**What is needed**
Each entry below is to be printed verbatim.

Dataset entries:
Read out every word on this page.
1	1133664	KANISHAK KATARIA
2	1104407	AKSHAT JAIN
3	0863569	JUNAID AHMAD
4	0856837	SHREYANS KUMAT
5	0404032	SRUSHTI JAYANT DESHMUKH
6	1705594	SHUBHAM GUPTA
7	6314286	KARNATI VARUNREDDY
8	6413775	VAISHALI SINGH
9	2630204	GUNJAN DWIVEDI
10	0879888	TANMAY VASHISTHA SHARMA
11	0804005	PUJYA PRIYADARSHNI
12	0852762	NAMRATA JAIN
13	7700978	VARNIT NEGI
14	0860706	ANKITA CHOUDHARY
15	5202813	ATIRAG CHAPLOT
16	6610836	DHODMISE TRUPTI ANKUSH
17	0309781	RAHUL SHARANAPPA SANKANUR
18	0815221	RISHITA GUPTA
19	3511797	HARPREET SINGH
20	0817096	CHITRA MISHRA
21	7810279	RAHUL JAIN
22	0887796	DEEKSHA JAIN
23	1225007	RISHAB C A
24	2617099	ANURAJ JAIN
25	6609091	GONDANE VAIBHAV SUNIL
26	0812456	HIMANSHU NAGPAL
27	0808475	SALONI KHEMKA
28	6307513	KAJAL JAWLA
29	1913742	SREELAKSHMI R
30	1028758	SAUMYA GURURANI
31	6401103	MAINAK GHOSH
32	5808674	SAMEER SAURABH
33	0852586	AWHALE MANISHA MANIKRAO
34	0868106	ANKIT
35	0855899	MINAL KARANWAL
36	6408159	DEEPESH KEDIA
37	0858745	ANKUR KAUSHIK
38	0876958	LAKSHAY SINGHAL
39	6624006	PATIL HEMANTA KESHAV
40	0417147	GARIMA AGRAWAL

**Response to this task**
Read out every word on this page.
1	1133664	KANISHAK KATARIA
2	1104407	AKSHAT JAIN
3	0863569	JUNAID AHMAD
4	0856837	SHREYANS KUMAT
5	0404032	SRUSHTI JAYANT DESHMUKH
6	1705594	SHUBHAM GUPTA
7	6314286	KARNATI VARUNREDDY
8	6413775	VAISHALI SINGH
9	2630204	GUNJAN DWIVEDI
10	0879888	TANMAY VASHISTHA SHARMA
11	0804005	PUJYA PRIYADARSHNI
12	0852762	NAMRATA JAIN
13	7700978	VARNIT NEGI
14	0860706	ANKITA CHOUDHARY
15	5202813	ATIRAG CHAPLOT
16	6610836	DHODMISE TRUPTI ANKUSH
17	0309781	RAHUL SHARANAPPA SANKANUR
18	0815221	RISHITA GUPTA
19	3511797	HARPREET SINGH
20	0817096	CHITRA MISHRA
21	7810279	RAHUL JAIN
22	0887796	DEEKSHA JAIN
23	1225007	RISHAB C A
24	2617099	ANURAJ JAIN
25	6609091	GONDANE VAIBHAV SUNIL
26	0812456	HIMANSHU NAGPAL
27	0808475	SALONI KHEMKA
28	6307513	KAJAL JAWLA
29	1913742	SREELAKSHMI R
30	1028758	SAUMYA GURURANI
31	6401103	MAINAK GHOSH
32	5808674	SAMEER SAURABH
33	0852586	AWHALE MANISHA MANIKRAO
34	0868106	ANKIT
35	0855899	MINAL KARANWAL
36	6408159	DEEPESH KEDIA
37	0858745	ANKUR KAUSHIK
38	0876958	LAKSHAY SINGHAL
39	6624006	PATIL HEMANTA KESHAV
40	0417147	GARIMA AGRAWAL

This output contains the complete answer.